──────── Provided information ────────
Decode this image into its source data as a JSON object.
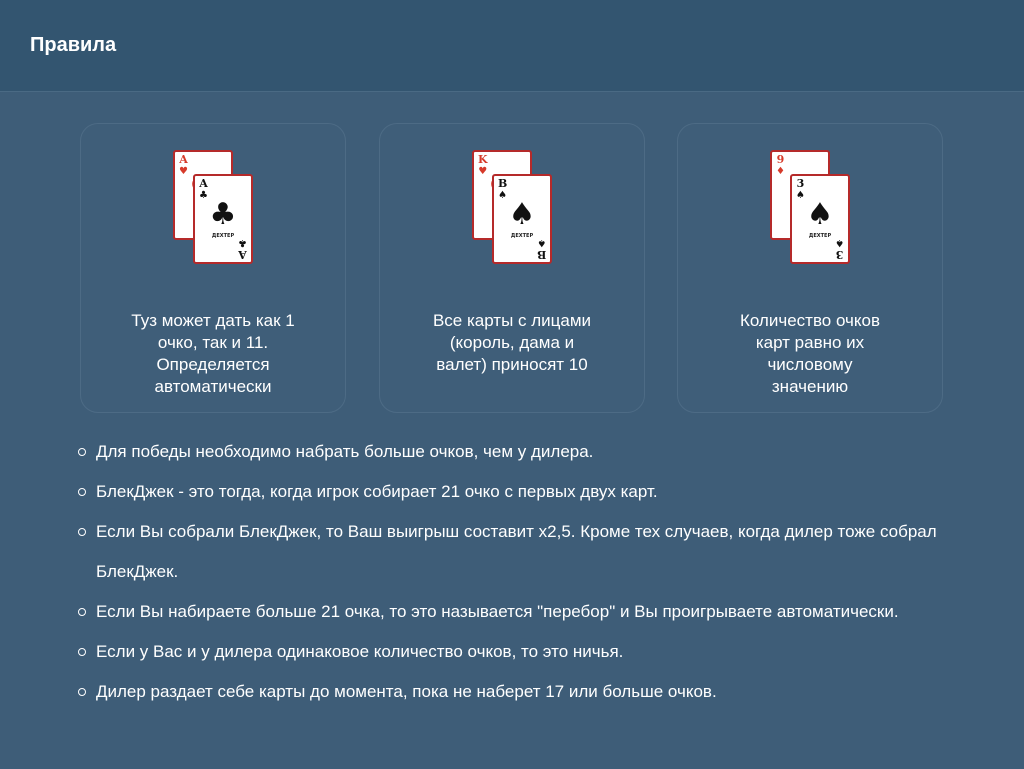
{
  "header": {
    "title": "Правила"
  },
  "cards": [
    {
      "text": "Туз может дать как 1 очко, так и 11. Определяется автоматически",
      "back": {
        "rank": "A",
        "suit": "♥",
        "color": "#d63a2a",
        "center": "♥"
      },
      "front": {
        "rank": "A",
        "suit": "♣",
        "color": "#111111",
        "center": "♣",
        "brand": "ДЕХТЕР"
      }
    },
    {
      "text": "Все карты с лицами (король, дама и валет) приносят 10",
      "back": {
        "rank": "K",
        "suit": "♥",
        "color": "#d63a2a",
        "center": "♥"
      },
      "front": {
        "rank": "В",
        "suit": "♠",
        "color": "#111111",
        "center": "♠",
        "brand": "ДЕХТЕР"
      }
    },
    {
      "text": "Количество очков карт равно их числовому значению",
      "back": {
        "rank": "9",
        "suit": "♦",
        "color": "#d63a2a",
        "center": "♦"
      },
      "front": {
        "rank": "3",
        "suit": "♠",
        "color": "#111111",
        "center": "♠",
        "brand": "ДЕХТЕР"
      }
    }
  ],
  "rules": [
    "Для победы необходимо набрать больше очков, чем у дилера.",
    "БлекДжек - это тогда, когда игрок собирает 21 очко с первых двух карт.",
    "Если Вы собрали БлекДжек, то Ваш выигрыш составит x2,5. Кроме тех случаев, когда дилер тоже собрал БлекДжек.",
    "Если Вы набираете больше 21 очка, то это называется \"перебор\" и Вы проигрываете автоматически.",
    "Если у Вас и у дилера одинаковое количество очков, то это ничья.",
    "Дилер раздает себе карты до момента, пока не наберет 17 или больше очков."
  ]
}
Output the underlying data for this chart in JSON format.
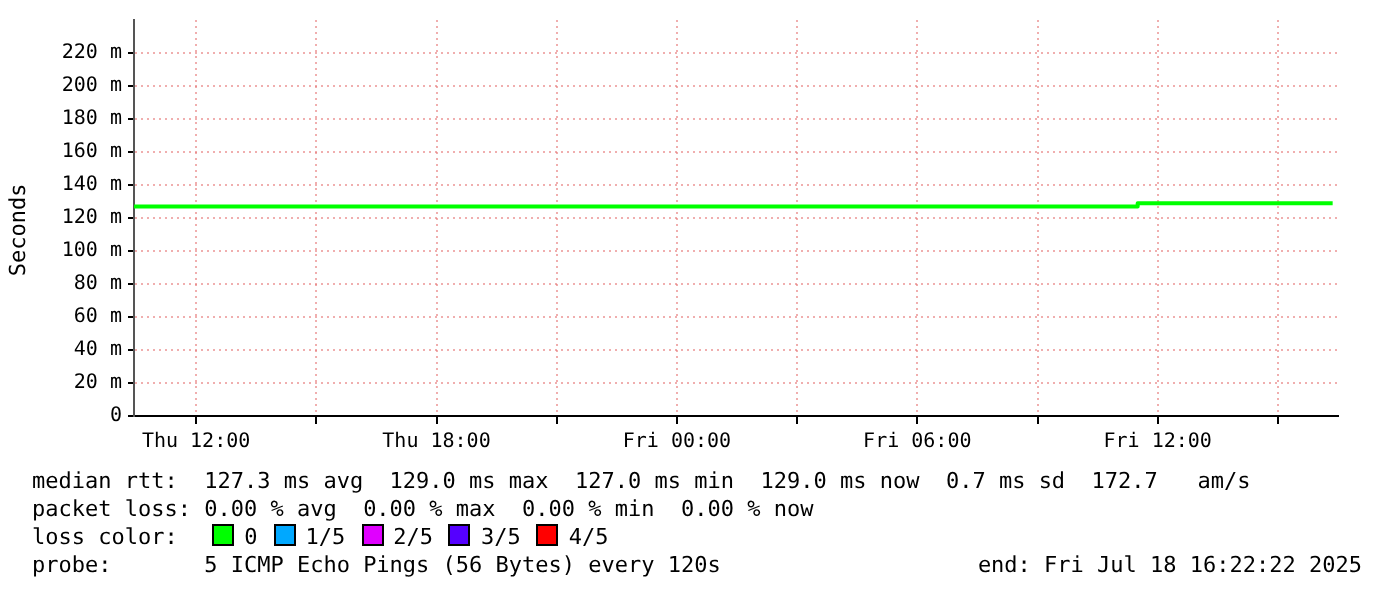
{
  "chart_data": {
    "type": "step",
    "ylabel": "Seconds",
    "x": [
      "2025-07-17T10:27",
      "2025-07-18T11:30",
      "2025-07-18T16:22"
    ],
    "series": [
      {
        "name": "0",
        "color": "#00ff00",
        "values": [
          127,
          129,
          129
        ]
      },
      {
        "name": "1/5",
        "color": "#00a8ff",
        "values": [
          null,
          null,
          null
        ]
      },
      {
        "name": "2/5",
        "color": "#e000ff",
        "values": [
          null,
          null,
          null
        ]
      },
      {
        "name": "3/5",
        "color": "#5500ff",
        "values": [
          null,
          null,
          null
        ]
      },
      {
        "name": "4/5",
        "color": "#ff0000",
        "values": [
          null,
          null,
          null
        ]
      }
    ],
    "legend_title": "loss color:",
    "legend": "bottom",
    "xlim": [
      "2025-07-17T10:27",
      "2025-07-18T16:30"
    ],
    "xticks": [
      {
        "value": "2025-07-17T12:00",
        "label": "Thu 12:00"
      },
      {
        "value": "2025-07-17T15:00",
        "label": null
      },
      {
        "value": "2025-07-17T18:00",
        "label": "Thu 18:00"
      },
      {
        "value": "2025-07-17T21:00",
        "label": null
      },
      {
        "value": "2025-07-18T00:00",
        "label": "Fri 00:00"
      },
      {
        "value": "2025-07-18T03:00",
        "label": null
      },
      {
        "value": "2025-07-18T06:00",
        "label": "Fri 06:00"
      },
      {
        "value": "2025-07-18T09:00",
        "label": null
      },
      {
        "value": "2025-07-18T12:00",
        "label": "Fri 12:00"
      },
      {
        "value": "2025-07-18T15:00",
        "label": null
      }
    ],
    "ylim": [
      0,
      240
    ],
    "yticks": [
      {
        "value": 0,
        "label": "0"
      },
      {
        "value": 20,
        "label": "20 m"
      },
      {
        "value": 40,
        "label": "40 m"
      },
      {
        "value": 60,
        "label": "60 m"
      },
      {
        "value": 80,
        "label": "80 m"
      },
      {
        "value": 100,
        "label": "100 m"
      },
      {
        "value": 120,
        "label": "120 m"
      },
      {
        "value": 140,
        "label": "140 m"
      },
      {
        "value": 160,
        "label": "160 m"
      },
      {
        "value": 180,
        "label": "180 m"
      },
      {
        "value": 200,
        "label": "200 m"
      },
      {
        "value": 220,
        "label": "220 m"
      }
    ],
    "grid": true,
    "line_style": "solid",
    "marker": "none",
    "annotations": [
      "median rtt:  127.3 ms avg  129.0 ms max  127.0 ms min  129.0 ms now  0.7 ms sd  172.7   am/s",
      "packet loss: 0.00 % avg  0.00 % max  0.00 % min  0.00 % now",
      "probe:       5 ICMP Echo Pings (56 Bytes) every 120s",
      "end: Fri Jul 18 16:22:22 2025"
    ]
  }
}
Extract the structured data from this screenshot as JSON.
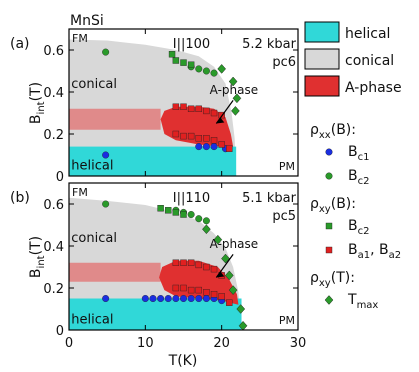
{
  "figure": {
    "material": "MnSi",
    "xlabel": "T(K)",
    "ylabel_main": "B",
    "ylabel_sub": "int",
    "ylabel_tail": "(T)"
  },
  "legend": {
    "phases": [
      {
        "label": "helical",
        "color": "#30d8d8"
      },
      {
        "label": "conical",
        "color": "#d8d8d8"
      },
      {
        "label": "A-phase",
        "color": "#e03030"
      }
    ],
    "groups": [
      {
        "heading_main": "ρ",
        "heading_sub": "xx",
        "heading_tail": "(B):",
        "items": [
          {
            "marker": "circle",
            "color": "#1a2ee0",
            "main": "B",
            "sub": "c1"
          },
          {
            "marker": "circle",
            "color": "#2a9a2a",
            "main": "B",
            "sub": "c2"
          }
        ]
      },
      {
        "heading_main": "ρ",
        "heading_sub": "xy",
        "heading_tail": "(B):",
        "items": [
          {
            "marker": "square",
            "color": "#2a9a2a",
            "main": "B",
            "sub": "c2"
          },
          {
            "marker": "square",
            "color": "#e02020",
            "main": "B",
            "sub": "a1",
            "main2": "B",
            "sub2": "a2"
          }
        ]
      },
      {
        "heading_main": "ρ",
        "heading_sub": "xy",
        "heading_tail": "(T):",
        "items": [
          {
            "marker": "diamond",
            "color": "#2a9a2a",
            "main": "T",
            "sub": "max"
          }
        ]
      }
    ]
  },
  "chart_data": [
    {
      "type": "scatter",
      "panel_label": "(a)",
      "orientation": "I||100",
      "pressure": "5.2 kbar",
      "sample": "pc6",
      "region_labels": {
        "fm": "FM",
        "pm": "PM",
        "conical": "conical",
        "helical": "helical",
        "aphase": "A-phase"
      },
      "xlim": [
        0,
        30
      ],
      "ylim": [
        0,
        0.7
      ],
      "xticks": [
        0,
        10,
        20,
        30
      ],
      "yticks": [
        0,
        0.2,
        0.4,
        0.6
      ],
      "tick_labels": {
        "y": [
          "0",
          "0.2",
          "0.4",
          "0.6"
        ]
      },
      "regions": {
        "conical_upper": [
          [
            0,
            0.65
          ],
          [
            5,
            0.645
          ],
          [
            10,
            0.625
          ],
          [
            14,
            0.6
          ],
          [
            17,
            0.57
          ],
          [
            19,
            0.52
          ],
          [
            20.5,
            0.44
          ],
          [
            21.3,
            0.3
          ],
          [
            21.7,
            0.18
          ],
          [
            21.9,
            0
          ]
        ],
        "helical_top": 0.14,
        "aphase_band": [
          [
            0,
            0.22
          ],
          [
            12,
            0.22
          ],
          [
            12,
            0.32
          ],
          [
            0,
            0.32
          ]
        ],
        "aphase": [
          [
            12,
            0.27
          ],
          [
            12.5,
            0.31
          ],
          [
            14,
            0.33
          ],
          [
            17,
            0.33
          ],
          [
            19,
            0.32
          ],
          [
            20.5,
            0.28
          ],
          [
            21.2,
            0.2
          ],
          [
            21.5,
            0.14
          ],
          [
            20,
            0.14
          ],
          [
            17,
            0.15
          ],
          [
            14,
            0.17
          ],
          [
            12.5,
            0.2
          ]
        ]
      },
      "series": [
        {
          "marker": "circle",
          "color": "#1a2ee0",
          "points": [
            [
              4.8,
              0.1
            ],
            [
              17,
              0.14
            ],
            [
              18,
              0.14
            ],
            [
              19,
              0.14
            ],
            [
              20.5,
              0.13
            ]
          ]
        },
        {
          "marker": "circle",
          "color": "#2a9a2a",
          "points": [
            [
              4.8,
              0.59
            ],
            [
              16,
              0.52
            ],
            [
              17,
              0.51
            ],
            [
              18,
              0.5
            ],
            [
              19,
              0.49
            ]
          ]
        },
        {
          "marker": "square",
          "color": "#2a9a2a",
          "points": [
            [
              13.5,
              0.58
            ],
            [
              14,
              0.55
            ],
            [
              15,
              0.54
            ],
            [
              16,
              0.53
            ]
          ]
        },
        {
          "marker": "square",
          "color": "#e02020",
          "points": [
            [
              14,
              0.33
            ],
            [
              15,
              0.33
            ],
            [
              16,
              0.32
            ],
            [
              17,
              0.32
            ],
            [
              18,
              0.31
            ],
            [
              19,
              0.3
            ],
            [
              20,
              0.29
            ],
            [
              14,
              0.2
            ],
            [
              15,
              0.19
            ],
            [
              16,
              0.19
            ],
            [
              17,
              0.18
            ],
            [
              18,
              0.18
            ],
            [
              19,
              0.17
            ],
            [
              20,
              0.15
            ],
            [
              21,
              0.13
            ]
          ]
        },
        {
          "marker": "diamond",
          "color": "#2a9a2a",
          "points": [
            [
              20,
              0.51
            ],
            [
              21.5,
              0.45
            ],
            [
              22,
              0.37
            ],
            [
              21.8,
              0.31
            ]
          ]
        }
      ]
    },
    {
      "type": "scatter",
      "panel_label": "(b)",
      "orientation": "I||110",
      "pressure": "5.1 kbar",
      "sample": "pc5",
      "region_labels": {
        "fm": "FM",
        "pm": "PM",
        "conical": "conical",
        "helical": "helical",
        "aphase": "A-phase"
      },
      "xlim": [
        0,
        30
      ],
      "ylim": [
        0,
        0.7
      ],
      "xticks": [
        0,
        10,
        20,
        30
      ],
      "yticks": [
        0,
        0.2,
        0.4,
        0.6
      ],
      "tick_labels": {
        "x": [
          "0",
          "10",
          "20",
          "30"
        ],
        "y": [
          "0",
          "0.2",
          "0.4",
          "0.6"
        ]
      },
      "regions": {
        "conical_upper": [
          [
            0,
            0.63
          ],
          [
            5,
            0.615
          ],
          [
            10,
            0.595
          ],
          [
            14,
            0.56
          ],
          [
            17,
            0.52
          ],
          [
            19,
            0.46
          ],
          [
            20.5,
            0.39
          ],
          [
            21.5,
            0.3
          ],
          [
            22.2,
            0.18
          ],
          [
            22.6,
            0
          ]
        ],
        "helical_top": 0.15,
        "aphase_band": [
          [
            0,
            0.23
          ],
          [
            12,
            0.23
          ],
          [
            12,
            0.32
          ],
          [
            0,
            0.32
          ]
        ],
        "aphase": [
          [
            11.8,
            0.25
          ],
          [
            12.2,
            0.3
          ],
          [
            14,
            0.33
          ],
          [
            17,
            0.33
          ],
          [
            19.5,
            0.3
          ],
          [
            21,
            0.24
          ],
          [
            22,
            0.17
          ],
          [
            22.2,
            0.12
          ],
          [
            20,
            0.14
          ],
          [
            17,
            0.15
          ],
          [
            14,
            0.16
          ],
          [
            12.5,
            0.19
          ]
        ]
      },
      "series": [
        {
          "marker": "circle",
          "color": "#1a2ee0",
          "points": [
            [
              4.8,
              0.15
            ],
            [
              10,
              0.15
            ],
            [
              11,
              0.15
            ],
            [
              12,
              0.15
            ],
            [
              13,
              0.15
            ],
            [
              14,
              0.15
            ],
            [
              15,
              0.15
            ],
            [
              16,
              0.15
            ],
            [
              17,
              0.15
            ],
            [
              18,
              0.15
            ],
            [
              19,
              0.15
            ],
            [
              20,
              0.14
            ]
          ]
        },
        {
          "marker": "circle",
          "color": "#2a9a2a",
          "points": [
            [
              4.8,
              0.6
            ],
            [
              14,
              0.57
            ],
            [
              15,
              0.56
            ],
            [
              16,
              0.55
            ],
            [
              17,
              0.53
            ],
            [
              18,
              0.52
            ]
          ]
        },
        {
          "marker": "square",
          "color": "#2a9a2a",
          "points": [
            [
              12,
              0.58
            ],
            [
              13,
              0.57
            ],
            [
              14,
              0.56
            ],
            [
              15,
              0.55
            ]
          ]
        },
        {
          "marker": "square",
          "color": "#e02020",
          "points": [
            [
              14,
              0.32
            ],
            [
              15,
              0.32
            ],
            [
              16,
              0.32
            ],
            [
              17,
              0.31
            ],
            [
              18,
              0.3
            ],
            [
              19,
              0.29
            ],
            [
              20,
              0.26
            ],
            [
              14,
              0.2
            ],
            [
              15,
              0.2
            ],
            [
              16,
              0.19
            ],
            [
              17,
              0.19
            ],
            [
              18,
              0.18
            ],
            [
              19,
              0.17
            ],
            [
              20,
              0.16
            ],
            [
              21,
              0.13
            ]
          ]
        },
        {
          "marker": "diamond",
          "color": "#2a9a2a",
          "points": [
            [
              18,
              0.48
            ],
            [
              19.5,
              0.43
            ],
            [
              20.5,
              0.34
            ],
            [
              21,
              0.26
            ],
            [
              21.5,
              0.19
            ],
            [
              22.5,
              0.1
            ],
            [
              22.8,
              0.02
            ]
          ]
        }
      ]
    }
  ]
}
────────
**What you are asked to do**
Pull out every line of the records that includes the string "автоматически".

**Final result**
      "text": "Туз может дать как 1 очко, так и 11. Определяется автоматически",
    "Если Вы набираете больше 21 очка, то это называется \"перебор\" и Вы проигрываете автоматически.",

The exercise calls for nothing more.